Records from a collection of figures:
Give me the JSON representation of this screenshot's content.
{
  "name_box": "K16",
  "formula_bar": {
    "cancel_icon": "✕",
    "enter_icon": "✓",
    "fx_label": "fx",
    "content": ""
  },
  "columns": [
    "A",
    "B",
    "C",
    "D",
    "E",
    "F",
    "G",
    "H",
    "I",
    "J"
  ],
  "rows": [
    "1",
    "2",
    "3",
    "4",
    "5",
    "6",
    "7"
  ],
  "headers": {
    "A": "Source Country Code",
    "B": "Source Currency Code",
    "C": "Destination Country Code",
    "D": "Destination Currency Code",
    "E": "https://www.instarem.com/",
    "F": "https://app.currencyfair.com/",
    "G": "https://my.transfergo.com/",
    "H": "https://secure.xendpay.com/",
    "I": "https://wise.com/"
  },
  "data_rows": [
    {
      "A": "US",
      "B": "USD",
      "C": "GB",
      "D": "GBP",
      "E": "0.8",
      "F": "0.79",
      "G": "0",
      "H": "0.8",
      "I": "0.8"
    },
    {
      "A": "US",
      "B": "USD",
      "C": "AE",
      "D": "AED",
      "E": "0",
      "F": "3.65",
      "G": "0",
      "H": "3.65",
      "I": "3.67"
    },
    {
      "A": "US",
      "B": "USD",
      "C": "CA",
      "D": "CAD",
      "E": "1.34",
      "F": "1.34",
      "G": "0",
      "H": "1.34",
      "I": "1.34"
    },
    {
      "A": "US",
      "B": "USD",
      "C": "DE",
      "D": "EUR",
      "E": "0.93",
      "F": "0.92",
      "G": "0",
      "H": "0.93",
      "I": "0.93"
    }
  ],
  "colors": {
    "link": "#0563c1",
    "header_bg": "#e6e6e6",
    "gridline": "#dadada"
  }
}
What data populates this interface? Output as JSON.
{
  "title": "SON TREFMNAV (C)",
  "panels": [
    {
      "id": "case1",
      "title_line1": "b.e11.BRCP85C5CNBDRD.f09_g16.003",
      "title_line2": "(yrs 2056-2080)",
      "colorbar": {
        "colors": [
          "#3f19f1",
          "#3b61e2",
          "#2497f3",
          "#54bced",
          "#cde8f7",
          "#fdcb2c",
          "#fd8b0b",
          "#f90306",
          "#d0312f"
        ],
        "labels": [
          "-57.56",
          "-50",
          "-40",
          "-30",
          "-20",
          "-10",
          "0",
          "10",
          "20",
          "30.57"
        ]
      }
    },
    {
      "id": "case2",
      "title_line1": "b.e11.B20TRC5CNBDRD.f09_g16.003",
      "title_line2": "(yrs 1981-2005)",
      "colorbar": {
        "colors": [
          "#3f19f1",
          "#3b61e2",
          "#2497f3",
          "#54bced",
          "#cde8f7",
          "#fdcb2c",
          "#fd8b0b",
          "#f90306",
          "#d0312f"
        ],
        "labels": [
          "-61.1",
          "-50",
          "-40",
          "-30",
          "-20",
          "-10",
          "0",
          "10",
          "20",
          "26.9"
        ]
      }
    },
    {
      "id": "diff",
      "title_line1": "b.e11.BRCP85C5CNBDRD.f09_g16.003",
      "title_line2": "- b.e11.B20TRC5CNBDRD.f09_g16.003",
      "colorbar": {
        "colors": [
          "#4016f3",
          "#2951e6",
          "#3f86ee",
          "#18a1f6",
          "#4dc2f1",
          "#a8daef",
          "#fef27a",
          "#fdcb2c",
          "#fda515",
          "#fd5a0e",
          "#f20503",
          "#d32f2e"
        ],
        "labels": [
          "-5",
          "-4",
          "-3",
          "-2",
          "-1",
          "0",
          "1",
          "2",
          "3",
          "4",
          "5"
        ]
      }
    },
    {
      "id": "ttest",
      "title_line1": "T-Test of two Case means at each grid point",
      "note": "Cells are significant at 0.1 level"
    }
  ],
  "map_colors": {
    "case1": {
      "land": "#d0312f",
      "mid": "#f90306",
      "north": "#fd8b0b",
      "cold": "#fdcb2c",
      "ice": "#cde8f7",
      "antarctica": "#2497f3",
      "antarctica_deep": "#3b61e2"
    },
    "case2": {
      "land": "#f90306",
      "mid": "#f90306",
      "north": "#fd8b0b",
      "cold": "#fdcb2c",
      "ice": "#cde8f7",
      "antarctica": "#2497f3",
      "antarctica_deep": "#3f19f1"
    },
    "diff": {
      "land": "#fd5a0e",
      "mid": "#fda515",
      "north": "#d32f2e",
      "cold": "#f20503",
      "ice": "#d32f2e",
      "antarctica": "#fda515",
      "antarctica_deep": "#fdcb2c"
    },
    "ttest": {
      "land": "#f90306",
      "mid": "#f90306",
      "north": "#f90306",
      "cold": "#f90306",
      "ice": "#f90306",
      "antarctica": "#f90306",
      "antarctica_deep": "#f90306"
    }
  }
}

REQUIRED TASK:
Review the material and copy each line in which the word "Source" appears.

SOLUTION TO THIS TASK:
    "A": "Source Country Code",
    "B": "Source Currency Code",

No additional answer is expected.